Figure content listings:
......

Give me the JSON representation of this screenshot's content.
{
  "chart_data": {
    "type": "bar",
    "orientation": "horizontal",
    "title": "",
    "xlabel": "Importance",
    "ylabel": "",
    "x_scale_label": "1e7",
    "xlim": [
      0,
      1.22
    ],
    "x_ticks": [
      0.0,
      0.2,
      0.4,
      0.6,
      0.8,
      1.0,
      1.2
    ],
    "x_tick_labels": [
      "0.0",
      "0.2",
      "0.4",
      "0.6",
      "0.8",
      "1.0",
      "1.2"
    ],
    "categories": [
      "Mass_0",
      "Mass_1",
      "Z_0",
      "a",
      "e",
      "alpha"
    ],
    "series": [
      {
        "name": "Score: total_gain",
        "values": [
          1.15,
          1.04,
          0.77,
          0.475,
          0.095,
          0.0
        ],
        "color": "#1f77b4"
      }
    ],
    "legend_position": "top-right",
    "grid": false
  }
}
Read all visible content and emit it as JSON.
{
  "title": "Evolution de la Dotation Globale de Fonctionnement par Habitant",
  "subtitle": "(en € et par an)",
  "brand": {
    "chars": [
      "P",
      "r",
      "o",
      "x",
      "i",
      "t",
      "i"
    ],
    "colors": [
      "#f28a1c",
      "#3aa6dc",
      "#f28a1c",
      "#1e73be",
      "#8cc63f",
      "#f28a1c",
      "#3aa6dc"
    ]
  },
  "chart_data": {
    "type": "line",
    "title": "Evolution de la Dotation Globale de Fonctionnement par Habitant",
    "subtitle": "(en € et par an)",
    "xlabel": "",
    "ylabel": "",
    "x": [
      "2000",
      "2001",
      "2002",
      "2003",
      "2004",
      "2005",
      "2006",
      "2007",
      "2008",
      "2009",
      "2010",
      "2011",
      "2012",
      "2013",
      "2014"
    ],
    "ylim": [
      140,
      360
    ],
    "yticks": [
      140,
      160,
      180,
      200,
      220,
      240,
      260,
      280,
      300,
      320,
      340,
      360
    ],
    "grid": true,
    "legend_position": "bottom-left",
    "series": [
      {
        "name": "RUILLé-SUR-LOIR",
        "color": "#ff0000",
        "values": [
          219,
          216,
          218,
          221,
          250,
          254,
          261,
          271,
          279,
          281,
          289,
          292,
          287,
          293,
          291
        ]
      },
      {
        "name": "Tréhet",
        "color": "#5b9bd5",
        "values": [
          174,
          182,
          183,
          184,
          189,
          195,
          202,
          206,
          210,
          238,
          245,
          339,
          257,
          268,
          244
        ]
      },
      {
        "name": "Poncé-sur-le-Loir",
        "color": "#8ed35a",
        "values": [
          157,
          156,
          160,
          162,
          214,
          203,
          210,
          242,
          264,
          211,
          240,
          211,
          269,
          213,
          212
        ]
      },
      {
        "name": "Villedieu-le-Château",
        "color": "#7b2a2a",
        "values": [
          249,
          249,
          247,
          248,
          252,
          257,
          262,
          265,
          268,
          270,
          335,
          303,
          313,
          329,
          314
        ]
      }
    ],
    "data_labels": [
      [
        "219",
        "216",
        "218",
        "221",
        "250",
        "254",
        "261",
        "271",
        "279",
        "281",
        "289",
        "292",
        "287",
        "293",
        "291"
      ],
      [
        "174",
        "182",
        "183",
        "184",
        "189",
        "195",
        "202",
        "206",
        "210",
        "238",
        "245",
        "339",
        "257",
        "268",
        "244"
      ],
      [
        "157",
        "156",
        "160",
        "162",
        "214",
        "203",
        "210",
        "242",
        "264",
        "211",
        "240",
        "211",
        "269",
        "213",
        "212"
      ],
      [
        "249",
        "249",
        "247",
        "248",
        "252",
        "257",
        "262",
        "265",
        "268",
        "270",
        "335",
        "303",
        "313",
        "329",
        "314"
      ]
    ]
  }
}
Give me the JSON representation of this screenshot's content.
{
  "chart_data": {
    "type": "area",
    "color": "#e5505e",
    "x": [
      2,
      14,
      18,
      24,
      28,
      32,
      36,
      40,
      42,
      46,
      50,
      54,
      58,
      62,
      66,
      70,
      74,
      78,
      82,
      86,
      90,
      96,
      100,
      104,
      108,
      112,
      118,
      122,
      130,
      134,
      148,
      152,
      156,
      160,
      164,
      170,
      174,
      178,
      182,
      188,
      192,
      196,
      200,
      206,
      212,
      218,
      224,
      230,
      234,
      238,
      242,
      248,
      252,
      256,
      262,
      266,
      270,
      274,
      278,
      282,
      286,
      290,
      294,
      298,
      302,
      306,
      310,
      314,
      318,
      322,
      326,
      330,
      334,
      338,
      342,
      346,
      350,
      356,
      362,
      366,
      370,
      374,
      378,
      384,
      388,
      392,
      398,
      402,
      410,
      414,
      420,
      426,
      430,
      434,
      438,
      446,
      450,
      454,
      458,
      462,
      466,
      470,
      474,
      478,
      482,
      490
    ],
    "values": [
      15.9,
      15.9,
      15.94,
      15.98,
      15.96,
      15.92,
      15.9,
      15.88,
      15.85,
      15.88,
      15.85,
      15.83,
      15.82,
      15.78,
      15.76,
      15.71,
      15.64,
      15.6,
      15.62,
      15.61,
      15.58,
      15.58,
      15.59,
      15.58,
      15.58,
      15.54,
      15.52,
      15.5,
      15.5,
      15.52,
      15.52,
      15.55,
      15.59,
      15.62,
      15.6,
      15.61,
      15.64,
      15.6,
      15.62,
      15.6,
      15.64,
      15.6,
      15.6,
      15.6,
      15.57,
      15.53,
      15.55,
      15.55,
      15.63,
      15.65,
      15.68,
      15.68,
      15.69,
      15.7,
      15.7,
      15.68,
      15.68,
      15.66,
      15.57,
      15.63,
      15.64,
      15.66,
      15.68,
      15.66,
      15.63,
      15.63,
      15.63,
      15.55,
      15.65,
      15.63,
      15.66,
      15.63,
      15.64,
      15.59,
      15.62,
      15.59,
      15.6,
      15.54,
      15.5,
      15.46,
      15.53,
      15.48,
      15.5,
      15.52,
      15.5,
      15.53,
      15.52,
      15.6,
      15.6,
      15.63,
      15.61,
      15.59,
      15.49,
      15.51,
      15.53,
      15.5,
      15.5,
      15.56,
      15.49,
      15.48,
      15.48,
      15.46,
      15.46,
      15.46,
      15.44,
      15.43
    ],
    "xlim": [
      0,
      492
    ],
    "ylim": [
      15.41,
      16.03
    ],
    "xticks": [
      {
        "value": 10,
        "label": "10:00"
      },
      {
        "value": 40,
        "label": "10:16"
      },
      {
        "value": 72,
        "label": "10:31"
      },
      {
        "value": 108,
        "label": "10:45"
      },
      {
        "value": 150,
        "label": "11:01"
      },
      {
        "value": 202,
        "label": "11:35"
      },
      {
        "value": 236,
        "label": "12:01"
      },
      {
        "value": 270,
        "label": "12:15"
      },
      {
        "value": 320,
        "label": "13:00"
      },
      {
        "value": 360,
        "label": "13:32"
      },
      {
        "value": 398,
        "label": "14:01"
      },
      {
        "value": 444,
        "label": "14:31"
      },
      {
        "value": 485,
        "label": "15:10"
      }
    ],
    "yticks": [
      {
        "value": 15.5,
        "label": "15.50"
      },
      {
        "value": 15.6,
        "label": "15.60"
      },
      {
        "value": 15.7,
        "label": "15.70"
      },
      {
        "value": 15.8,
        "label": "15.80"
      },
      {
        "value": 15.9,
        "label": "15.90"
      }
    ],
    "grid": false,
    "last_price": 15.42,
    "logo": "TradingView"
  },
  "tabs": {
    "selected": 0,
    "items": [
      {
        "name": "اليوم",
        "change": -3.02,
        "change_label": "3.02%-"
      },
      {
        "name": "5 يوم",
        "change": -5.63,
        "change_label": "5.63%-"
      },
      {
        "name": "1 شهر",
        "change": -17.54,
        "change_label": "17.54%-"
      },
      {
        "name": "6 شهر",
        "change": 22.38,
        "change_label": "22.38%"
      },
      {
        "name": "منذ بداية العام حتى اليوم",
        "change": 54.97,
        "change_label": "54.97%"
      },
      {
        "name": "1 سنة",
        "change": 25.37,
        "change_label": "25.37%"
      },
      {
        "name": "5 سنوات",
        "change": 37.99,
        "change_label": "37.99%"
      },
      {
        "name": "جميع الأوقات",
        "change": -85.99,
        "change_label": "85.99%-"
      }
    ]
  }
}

......

▶ **Directions for this task**: From the entries above, copy every line that holds the word "subtitle".

▶ **Exercise answer**:
  "subtitle": "(en € et par an)",
    "subtitle": "(en € et par an)",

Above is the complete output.